> Selected passage:
The Liberty Lifter is a concept from the U.S. military's Defense Advanced Research Projects Agency (DARPA) launched in mid-2022 to develop a long-range, low-cost transport using the idea of a maritime ground-effect vehicle not unlike the Soviet KM ekranoplan.

History
DARPA launched the project in mid-2022, wanting a plane that could combine lift of large, heavy loads by skimming the water in ground effect, but also capable of operating at mid-altitudes of up to 10,000 feet. Such a vehicle would also be able to land and take off from the water, making it runway-independent.

In February 2023, DARPA awarded contracts to two contractors to develop their own plans. One is General Atomics Aeronautical Systems (GA-ASI), partnering with Maritime Applied Physics Corporation; their design features a twin hull and a mid-wing, powered by twelve turboshaft engines. The other participant is Boeing subsidiary Aurora Flight Sciences partnering with Leidos subsidiary Gibbs & Cox and with ReconCraft; their design is a monohull with a high-wing, primarily relying on eight turbine engines.

The initial Phase 1 GA-ASI group contract is for $8 million for the next six months, with an option for another 12 months potentially growing to a total of $29 million.

Bounding box annotations
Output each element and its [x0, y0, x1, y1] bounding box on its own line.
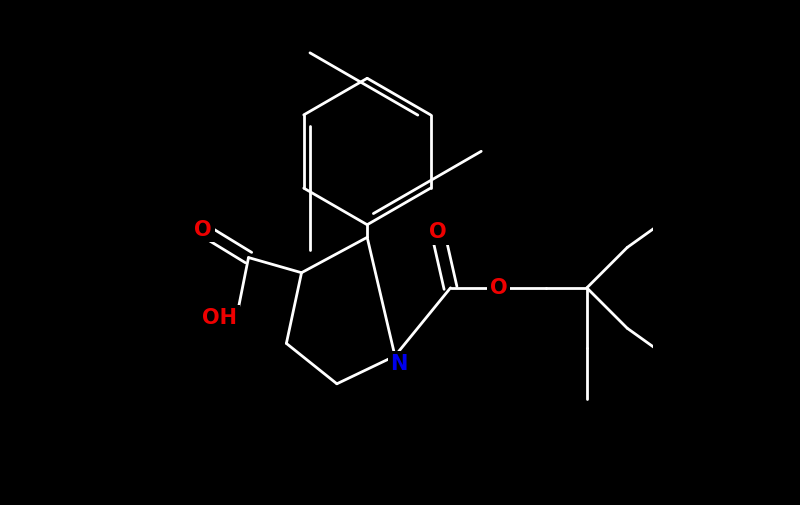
- Text: O: O: [490, 278, 507, 298]
- Text: O: O: [429, 222, 446, 242]
- Text: OH: OH: [202, 308, 238, 328]
- Text: O: O: [194, 220, 212, 240]
- Text: N: N: [390, 354, 408, 374]
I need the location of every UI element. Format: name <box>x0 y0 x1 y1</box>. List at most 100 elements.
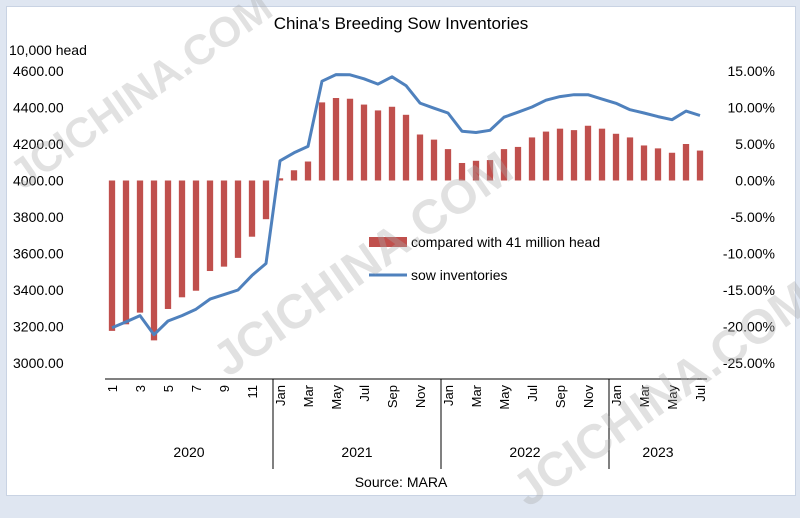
bar <box>696 150 704 181</box>
left-tick-label: 3200.00 <box>13 319 64 335</box>
right-tick-label: -10.00% <box>723 246 775 262</box>
tick-labels: 4600.00 4400.00 4200.00 4000.00 3800.00 3600.… <box>13 63 775 460</box>
bar <box>136 180 144 313</box>
x-tick-label: May <box>665 385 680 410</box>
left-tick-label: 3600.00 <box>13 246 64 262</box>
bar <box>612 133 620 181</box>
bar <box>206 180 214 272</box>
left-tick-label: 4400.00 <box>13 100 64 116</box>
bar-series <box>108 98 704 341</box>
bar <box>388 106 396 181</box>
bar <box>528 137 536 181</box>
bar <box>430 139 438 181</box>
x-tick-label: Mar <box>637 384 652 407</box>
bar <box>444 149 452 181</box>
year-label: 2023 <box>642 444 673 460</box>
year-label: 2022 <box>509 444 540 460</box>
bar <box>416 134 424 181</box>
bar <box>584 125 592 181</box>
x-tick-label: Jul <box>357 385 372 402</box>
right-tick-label: -25.00% <box>723 355 775 371</box>
chart-title: China's Breeding Sow Inventories <box>274 14 529 33</box>
bar <box>402 114 410 181</box>
source-note: Source: MARA <box>355 474 448 490</box>
bar <box>234 180 242 258</box>
left-tick-label: 3400.00 <box>13 282 64 298</box>
x-tick-label: Jul <box>525 385 540 402</box>
right-tick-label: 5.00% <box>735 136 775 152</box>
bar <box>458 162 466 181</box>
bar <box>626 137 634 181</box>
legend: compared with 41 million head sow invent… <box>369 234 600 283</box>
bar <box>360 104 368 181</box>
x-tick-label: Nov <box>581 385 596 409</box>
bar <box>640 145 648 181</box>
right-tick-label: -5.00% <box>731 209 775 225</box>
bar <box>262 180 270 220</box>
bar <box>668 152 676 181</box>
legend-line-label: sow inventories <box>411 267 508 283</box>
bar <box>304 161 312 181</box>
bar <box>500 149 508 181</box>
x-tick-label: Mar <box>469 384 484 407</box>
x-tick-label: Nov <box>413 385 428 409</box>
bar <box>178 180 186 298</box>
year-label: 2020 <box>173 444 204 460</box>
bar <box>682 144 690 181</box>
x-tick-label: Jan <box>609 385 624 406</box>
bar <box>192 180 200 291</box>
sow-inventory-line <box>111 73 701 337</box>
left-tick-label: 3800.00 <box>13 209 64 225</box>
bar <box>654 148 662 181</box>
left-tick-label: 4000.00 <box>13 173 64 189</box>
year-label: 2021 <box>341 444 372 460</box>
bar <box>150 180 158 341</box>
bar <box>164 180 172 309</box>
left-axis-unit: 10,000 head <box>9 42 87 58</box>
bar <box>220 180 228 267</box>
legend-bar-label: compared with 41 million head <box>411 234 600 250</box>
bar <box>122 180 130 325</box>
bar <box>276 178 284 181</box>
right-tick-label: -20.00% <box>723 319 775 335</box>
bar <box>542 131 550 181</box>
bar <box>290 170 298 181</box>
x-tick-label: 5 <box>161 385 176 392</box>
x-tick-label: Jan <box>441 385 456 406</box>
bar <box>332 98 340 181</box>
left-tick-label: 4600.00 <box>13 63 64 79</box>
x-tick-label: Mar <box>301 384 316 407</box>
left-tick-label: 4200.00 <box>13 136 64 152</box>
bar <box>346 98 354 181</box>
bar <box>374 110 382 181</box>
bar <box>248 180 256 237</box>
chart-svg: China's Breeding Sow Inventories 10,000 … <box>9 14 775 490</box>
bar <box>598 128 606 181</box>
x-tick-label: Sep <box>553 385 568 408</box>
x-tick-label: Sep <box>385 385 400 408</box>
line-series <box>111 73 701 337</box>
x-tick-label: May <box>329 385 344 410</box>
bar <box>486 160 494 181</box>
bar <box>472 160 480 181</box>
right-tick-label: 0.00% <box>735 173 775 189</box>
bar <box>318 102 326 181</box>
bar <box>570 130 578 181</box>
x-tick-label: 7 <box>189 385 204 392</box>
left-tick-label: 3000.00 <box>13 355 64 371</box>
right-tick-label: -15.00% <box>723 282 775 298</box>
bar <box>556 128 564 181</box>
x-tick-label: Jan <box>273 385 288 406</box>
x-tick-label: 11 <box>245 385 260 399</box>
legend-bar-swatch <box>369 237 407 247</box>
x-tick-label: Jul <box>693 385 708 402</box>
right-tick-label: 15.00% <box>728 63 775 79</box>
bar <box>514 146 522 181</box>
x-tick-label: 9 <box>217 385 232 392</box>
right-tick-label: 10.00% <box>728 100 775 116</box>
x-tick-label: 1 <box>105 385 120 392</box>
axis-layer <box>105 378 707 469</box>
x-tick-label: 3 <box>133 385 148 392</box>
x-tick-label: May <box>497 385 512 410</box>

> Required task 1: Write out the Liberty Lifter passage from "In February 2023, DARPA" to "eight turbine engines.".
> Required task 2: Give again the lines of the listing from its start through the line with "I need the location", leaving out the pictures.
The Liberty Lifter passage and the listing are unrelated to each other.

> Finished answer 1:
In February 2023, DARPA awarded contracts to two contractors to develop their own plans. One is General Atomics Aeronautical Systems (GA-ASI), partnering with Maritime Applied Physics Corporation; their design features a twin hull and a mid-wing, powered by twelve turboshaft engines. The other participant is Boeing subsidiary Aurora Flight Sciences partnering with Leidos subsidiary Gibbs & Cox and with ReconCraft; their design is a monohull with a high-wing, primarily relying on eight turbine engines.

> Finished answer 2:
Output each element and its [x0, y0, x1, y1] bounding box on its own line.
- Text: O: O: [490, 278, 507, 298]
- Text: O: O: [429, 222, 446, 242]
- Text: OH: OH: [202, 308, 238, 328]
- Text: O: O: [194, 220, 212, 240]
- Text: N: N: [390, 354, 408, 374]
I need the location of every UI element. Format: name <box>x0 y0 x1 y1</box>. List at most 100 elements.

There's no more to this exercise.